##### Verilen Metin #####
Dünyanın en kutsal yerlerinden biri lüks bir mega tatil beldesine dönüştürülüyor

Mısır'daki Sina Dağı'nda bulunan kutsal mekan, yeni bir turizm beldesi inşa edilmesi projesinde tartışmaların ortasında.
Yıllar boyunca ziyaretçiler bir Bedevi rehber eşliğinde Sina Dağı'na çıkarak bozulmamış kayalık manzara üzerinde güneşin doğuşunu izler ya da Bedevilerin öncülük ettiği diğer yürüyüşlere katılırlardı.
Şimdi Yahudiler, Hıristiyanlar ve Müslümanlar tarafından saygı duyulan Mısır'ın en kutsal yerlerinden biri, yeni bir turizm mega projesine dönüştürme planları üzerine pek de kutsal olmayan bir kavganın ortasında.
Cebel Musa olarak da bilinen Sina Dağı, Musa Peygamber'e On Emir'in verildiği söylenen yer.
Birçok kişi de buranın, İncil ve Kuran'a göre Tanrı'nın peygamberle yanan çalıdan konuştuğu yer olduğuna inanıyor.
Yunan Ortodoks Kilisesi tarafından yönetilen 6. yüzyıldan kalma Aziz Katerina Manastırı da burada. Mısırlı yetkililer Yunanistan'ın da baskısıyla manastırı kapatmak istediklerini reddettiklerinden keşişleri de burada kalmaya devam edecek gibi görünüyor.
Ancak manastır, kasaba ve dağdan oluşan ve Unesco Dünya Mirası listesinde yer alan bu uzun süre izole edilmiş çöl bölgesinin nasıl dönüştürüldüğüne dair derin endişeler devam sürüyor.
Burada lüks oteller, villalar ve alışveriş merkezleri inşa ediliyor.
Sina aşiretleriyle yakından çalışmış olan İngiliz seyahat yazarı Ben Hoffler, bunun turizmi canlandıracak sürdürülebilir bir kalkınma projesi olarak sunulmuş olabileceğini ancak Bedeviler'e iradeleri dışında dayatılmış olabileceğini söylüyor.
BBC'ye konuşan Hoffler "Aşiret bunu bir kalkınma olarak görmüyor ve bunu istemediler. Fakat tepeden inme bir şekilde, yerel halkın değil de dışarıdan gelenlerin çıkarlarına hizmet etmek için gibi görünüyor" diyor.
#####
Görev Tanımı a ▸ Sina Dağı yazısında "Birçok kişi de" sözcüklerini içeren kısımla açılıp "merkezleri inşa ediliyor." ile kapanan bölümü, "villalar" yerine "konutlar" koyarak yeniden yazın.
Sina Dağı yazısı ile kayıtlar birbirinden farklı kaynaklardan alınmıştır.
##### Veri Satırları #####
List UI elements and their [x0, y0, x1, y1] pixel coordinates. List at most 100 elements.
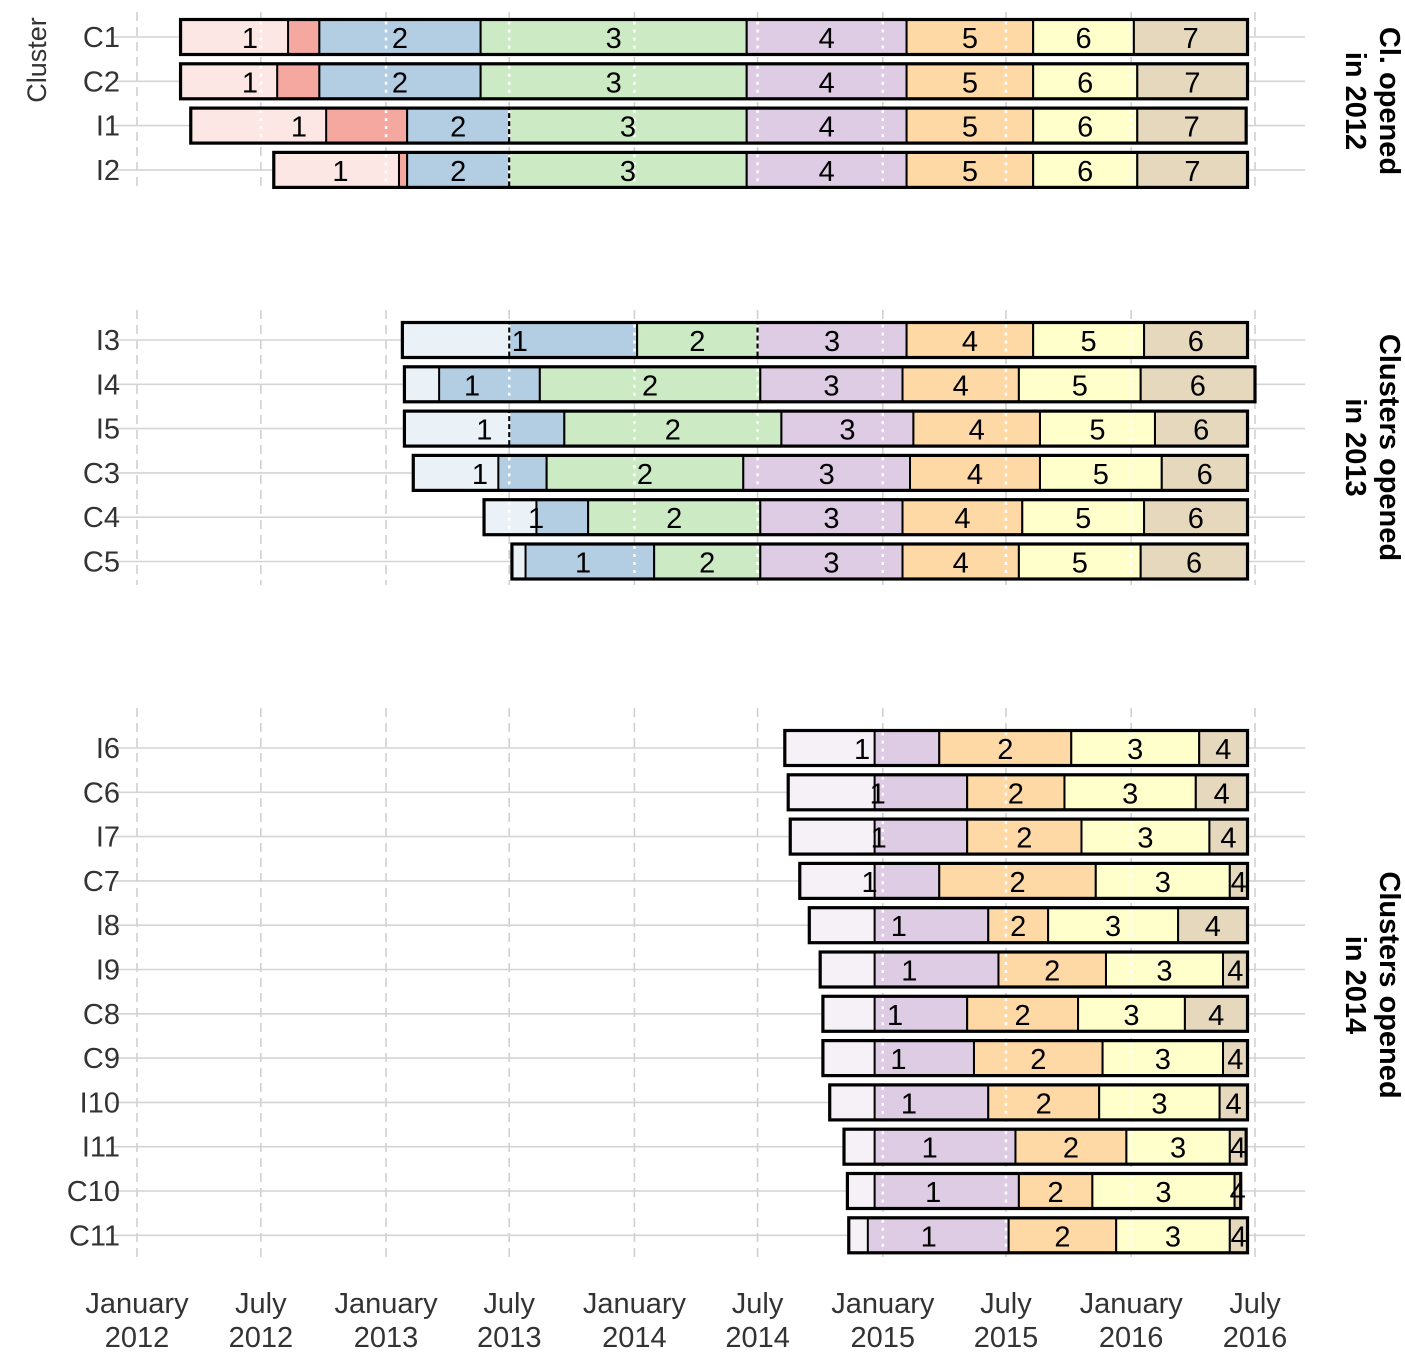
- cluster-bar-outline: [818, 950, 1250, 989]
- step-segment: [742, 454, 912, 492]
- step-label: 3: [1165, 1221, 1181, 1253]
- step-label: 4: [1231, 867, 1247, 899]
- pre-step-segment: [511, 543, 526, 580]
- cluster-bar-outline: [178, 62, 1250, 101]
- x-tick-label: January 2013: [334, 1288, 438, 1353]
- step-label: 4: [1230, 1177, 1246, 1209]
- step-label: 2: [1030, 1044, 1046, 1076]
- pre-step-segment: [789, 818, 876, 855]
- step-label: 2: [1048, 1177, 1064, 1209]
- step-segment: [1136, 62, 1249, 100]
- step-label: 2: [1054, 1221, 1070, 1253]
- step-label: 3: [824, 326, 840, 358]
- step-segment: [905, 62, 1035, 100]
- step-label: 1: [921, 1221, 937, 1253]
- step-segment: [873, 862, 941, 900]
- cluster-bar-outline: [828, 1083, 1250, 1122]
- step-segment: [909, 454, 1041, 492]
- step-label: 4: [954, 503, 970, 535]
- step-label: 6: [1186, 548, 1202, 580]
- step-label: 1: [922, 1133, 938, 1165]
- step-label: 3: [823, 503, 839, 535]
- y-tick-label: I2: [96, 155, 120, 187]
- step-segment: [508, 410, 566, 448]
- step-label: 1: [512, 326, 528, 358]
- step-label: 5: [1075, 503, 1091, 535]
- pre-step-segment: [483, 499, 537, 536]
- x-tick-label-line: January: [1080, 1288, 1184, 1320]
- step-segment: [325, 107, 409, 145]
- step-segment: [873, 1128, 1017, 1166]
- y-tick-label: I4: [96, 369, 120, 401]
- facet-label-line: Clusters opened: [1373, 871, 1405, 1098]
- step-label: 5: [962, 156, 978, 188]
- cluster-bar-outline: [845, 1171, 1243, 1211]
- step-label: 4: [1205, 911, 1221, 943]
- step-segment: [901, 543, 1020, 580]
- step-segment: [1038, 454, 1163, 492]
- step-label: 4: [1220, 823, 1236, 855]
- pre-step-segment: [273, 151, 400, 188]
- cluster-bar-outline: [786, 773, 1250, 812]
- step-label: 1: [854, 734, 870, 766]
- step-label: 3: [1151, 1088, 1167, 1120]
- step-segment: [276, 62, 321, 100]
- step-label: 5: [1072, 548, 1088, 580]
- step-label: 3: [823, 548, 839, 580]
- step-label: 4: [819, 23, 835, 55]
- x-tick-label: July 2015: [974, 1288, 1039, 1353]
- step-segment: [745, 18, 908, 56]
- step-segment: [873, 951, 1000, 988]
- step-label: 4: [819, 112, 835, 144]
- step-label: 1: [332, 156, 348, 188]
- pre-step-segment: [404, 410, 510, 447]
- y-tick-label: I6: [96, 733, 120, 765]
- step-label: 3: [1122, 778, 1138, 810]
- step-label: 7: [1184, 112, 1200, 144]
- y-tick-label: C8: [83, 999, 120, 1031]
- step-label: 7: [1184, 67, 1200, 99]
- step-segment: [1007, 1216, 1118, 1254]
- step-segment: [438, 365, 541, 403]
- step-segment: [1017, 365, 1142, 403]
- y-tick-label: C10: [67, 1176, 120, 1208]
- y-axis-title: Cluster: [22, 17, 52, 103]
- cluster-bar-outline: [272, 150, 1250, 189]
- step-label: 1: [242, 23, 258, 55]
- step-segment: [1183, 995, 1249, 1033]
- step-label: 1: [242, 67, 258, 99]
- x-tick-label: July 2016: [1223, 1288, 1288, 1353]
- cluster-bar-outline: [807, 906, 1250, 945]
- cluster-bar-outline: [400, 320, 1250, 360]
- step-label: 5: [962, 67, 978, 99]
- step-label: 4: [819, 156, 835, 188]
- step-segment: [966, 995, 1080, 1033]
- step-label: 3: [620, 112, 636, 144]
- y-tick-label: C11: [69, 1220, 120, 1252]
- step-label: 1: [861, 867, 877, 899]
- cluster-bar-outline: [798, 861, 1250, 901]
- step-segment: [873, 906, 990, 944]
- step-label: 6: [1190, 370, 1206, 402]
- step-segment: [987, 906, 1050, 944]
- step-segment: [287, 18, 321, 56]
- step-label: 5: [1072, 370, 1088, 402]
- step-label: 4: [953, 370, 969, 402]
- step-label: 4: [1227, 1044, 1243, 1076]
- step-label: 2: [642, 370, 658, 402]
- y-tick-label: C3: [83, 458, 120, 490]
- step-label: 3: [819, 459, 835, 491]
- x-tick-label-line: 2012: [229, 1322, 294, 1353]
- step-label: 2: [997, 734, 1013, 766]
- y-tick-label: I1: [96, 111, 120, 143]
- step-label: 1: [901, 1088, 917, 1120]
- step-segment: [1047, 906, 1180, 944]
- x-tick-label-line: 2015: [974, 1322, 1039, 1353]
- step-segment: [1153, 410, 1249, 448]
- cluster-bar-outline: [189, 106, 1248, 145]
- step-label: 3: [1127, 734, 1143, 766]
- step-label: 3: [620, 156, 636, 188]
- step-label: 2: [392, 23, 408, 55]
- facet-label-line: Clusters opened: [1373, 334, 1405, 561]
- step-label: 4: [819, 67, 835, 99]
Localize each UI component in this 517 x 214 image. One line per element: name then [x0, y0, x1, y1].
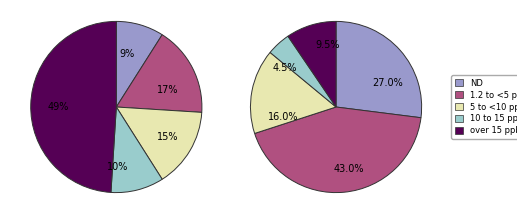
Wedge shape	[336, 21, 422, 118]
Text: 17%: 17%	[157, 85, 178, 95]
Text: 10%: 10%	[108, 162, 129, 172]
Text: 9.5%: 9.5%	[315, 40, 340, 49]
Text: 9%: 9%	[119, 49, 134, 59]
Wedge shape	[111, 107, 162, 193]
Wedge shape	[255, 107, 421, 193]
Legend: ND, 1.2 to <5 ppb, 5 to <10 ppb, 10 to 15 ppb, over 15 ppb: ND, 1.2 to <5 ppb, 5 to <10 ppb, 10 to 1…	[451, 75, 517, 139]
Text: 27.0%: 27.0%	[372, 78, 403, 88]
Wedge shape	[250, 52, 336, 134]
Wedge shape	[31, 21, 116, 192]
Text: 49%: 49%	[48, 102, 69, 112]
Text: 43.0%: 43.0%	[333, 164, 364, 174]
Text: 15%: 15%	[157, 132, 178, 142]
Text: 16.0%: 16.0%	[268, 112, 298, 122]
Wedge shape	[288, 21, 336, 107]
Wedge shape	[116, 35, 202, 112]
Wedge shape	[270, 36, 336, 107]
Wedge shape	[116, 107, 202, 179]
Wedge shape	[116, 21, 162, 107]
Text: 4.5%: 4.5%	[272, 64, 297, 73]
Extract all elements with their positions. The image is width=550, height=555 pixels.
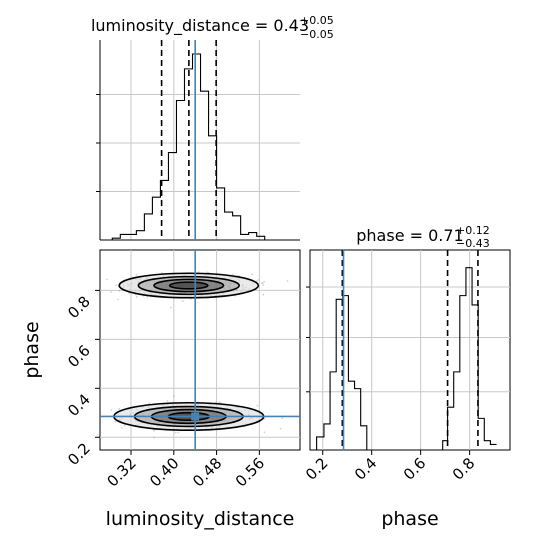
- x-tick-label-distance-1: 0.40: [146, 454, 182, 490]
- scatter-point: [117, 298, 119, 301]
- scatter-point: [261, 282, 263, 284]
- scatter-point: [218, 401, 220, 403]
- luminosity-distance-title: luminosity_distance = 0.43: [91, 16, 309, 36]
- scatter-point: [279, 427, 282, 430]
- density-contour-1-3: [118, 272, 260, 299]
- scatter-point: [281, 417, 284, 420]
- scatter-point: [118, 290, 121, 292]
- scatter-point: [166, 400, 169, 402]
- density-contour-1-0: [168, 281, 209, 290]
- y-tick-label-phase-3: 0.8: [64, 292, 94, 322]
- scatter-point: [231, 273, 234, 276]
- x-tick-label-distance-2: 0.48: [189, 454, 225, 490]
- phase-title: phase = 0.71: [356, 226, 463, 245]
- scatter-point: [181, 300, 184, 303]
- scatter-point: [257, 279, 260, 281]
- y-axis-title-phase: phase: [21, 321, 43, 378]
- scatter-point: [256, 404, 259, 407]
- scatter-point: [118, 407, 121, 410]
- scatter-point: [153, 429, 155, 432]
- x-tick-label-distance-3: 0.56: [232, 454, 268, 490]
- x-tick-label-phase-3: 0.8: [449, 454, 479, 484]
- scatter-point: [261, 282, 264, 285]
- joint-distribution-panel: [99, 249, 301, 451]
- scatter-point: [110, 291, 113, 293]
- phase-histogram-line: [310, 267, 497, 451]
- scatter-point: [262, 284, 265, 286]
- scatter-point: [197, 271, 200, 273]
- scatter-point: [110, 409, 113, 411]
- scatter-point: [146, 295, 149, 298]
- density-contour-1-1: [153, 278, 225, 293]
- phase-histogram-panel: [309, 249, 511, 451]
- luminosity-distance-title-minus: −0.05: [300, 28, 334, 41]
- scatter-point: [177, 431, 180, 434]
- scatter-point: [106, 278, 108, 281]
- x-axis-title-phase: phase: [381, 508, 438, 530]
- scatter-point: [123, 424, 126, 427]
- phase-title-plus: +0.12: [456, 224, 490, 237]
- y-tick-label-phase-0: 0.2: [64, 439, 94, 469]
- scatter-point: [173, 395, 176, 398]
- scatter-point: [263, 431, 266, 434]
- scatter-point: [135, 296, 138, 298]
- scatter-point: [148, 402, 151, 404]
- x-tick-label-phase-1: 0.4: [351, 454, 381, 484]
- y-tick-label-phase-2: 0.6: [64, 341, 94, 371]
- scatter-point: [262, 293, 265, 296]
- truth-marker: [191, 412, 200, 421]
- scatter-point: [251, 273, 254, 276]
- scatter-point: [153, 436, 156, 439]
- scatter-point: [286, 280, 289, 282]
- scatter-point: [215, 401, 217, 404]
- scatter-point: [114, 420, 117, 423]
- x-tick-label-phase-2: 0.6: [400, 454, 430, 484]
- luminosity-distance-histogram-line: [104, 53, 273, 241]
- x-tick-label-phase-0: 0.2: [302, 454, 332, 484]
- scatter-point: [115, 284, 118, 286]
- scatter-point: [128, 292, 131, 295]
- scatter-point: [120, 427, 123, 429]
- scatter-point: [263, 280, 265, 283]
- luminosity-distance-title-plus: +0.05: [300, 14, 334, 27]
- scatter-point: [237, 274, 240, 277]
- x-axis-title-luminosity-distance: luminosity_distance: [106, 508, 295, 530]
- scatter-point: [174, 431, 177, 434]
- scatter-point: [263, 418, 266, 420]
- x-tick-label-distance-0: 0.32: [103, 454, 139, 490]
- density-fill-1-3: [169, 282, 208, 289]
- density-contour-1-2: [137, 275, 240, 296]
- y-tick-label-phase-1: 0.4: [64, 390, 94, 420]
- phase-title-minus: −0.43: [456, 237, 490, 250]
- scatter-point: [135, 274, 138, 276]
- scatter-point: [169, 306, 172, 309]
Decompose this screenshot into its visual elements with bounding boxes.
#####
Görev Tanımı b ▸ Kayıtlarda "21, 422, 118]" ifadesini içeren satırla açılıp "Extract all elements" ifadesini içeren satırla kapanan bölümü, iki uç satır da dahil olmak üzere aynen tekrarlayın.

Tam Yanıt a ▸
Birçok kişi de buranın, İncil ve Kuran'a göre Tanrı'nın peygamberle yanan çalıdan konuştuğu yer olduğuna inanıyor.
Yunan Ortodoks Kilisesi tarafından yönetilen 6. yüzyıldan kalma Aziz Katerina Manastırı da burada. Mısırlı yetkililer Yunanistan'ın da baskısıyla manastırı kapatmak istediklerini reddettiklerinden keşişleri de burada kalmaya devam edecek gibi görünüyor.
Ancak manastır, kasaba ve dağdan oluşan ve Unesco Dünya Mirası listesinde yer alan bu uzun süre izole edilmiş çöl bölgesinin nasıl dönüştürüldüğüne dair derin endişeler devam sürüyor.
Burada lüks oteller, konutlar ve alışveriş merkezleri inşa ediliyor.

Tam Yanıt b ▸
Wedge shape	[336, 21, 422, 118]
Text: 17%: 17%	[157, 85, 178, 95]
Text: 10%: 10%	[108, 162, 129, 172]
Text: 9.5%: 9.5%	[315, 40, 340, 49]
Text: 9%: 9%	[119, 49, 134, 59]
Wedge shape	[111, 107, 162, 193]
Wedge shape	[255, 107, 421, 193]
Legend: ND, 1.2 to <5 ppb, 5 to <10 ppb, 10 to 15 ppb, over 15 ppb: ND, 1.2 to <5 ppb, 5 to <10 ppb, 10 to 1…	[451, 75, 517, 139]
Text: 27.0%: 27.0%	[372, 78, 403, 88]
Wedge shape	[250, 52, 336, 134]
Wedge shape	[31, 21, 116, 192]
Text: 49%: 49%	[48, 102, 69, 112]
Text: 43.0%: 43.0%	[333, 164, 364, 174]
Text: 15%: 15%	[157, 132, 178, 142]
Text: 16.0%: 16.0%	[268, 112, 298, 122]
Wedge shape	[288, 21, 336, 107]
Wedge shape	[116, 35, 202, 112]
Wedge shape	[270, 36, 336, 107]
Wedge shape	[116, 107, 202, 179]
Wedge shape	[116, 21, 162, 107]
Text: 4.5%: 4.5%	[272, 64, 297, 73]
Extract all elements with their positions. The image is width=550, height=555 pixels.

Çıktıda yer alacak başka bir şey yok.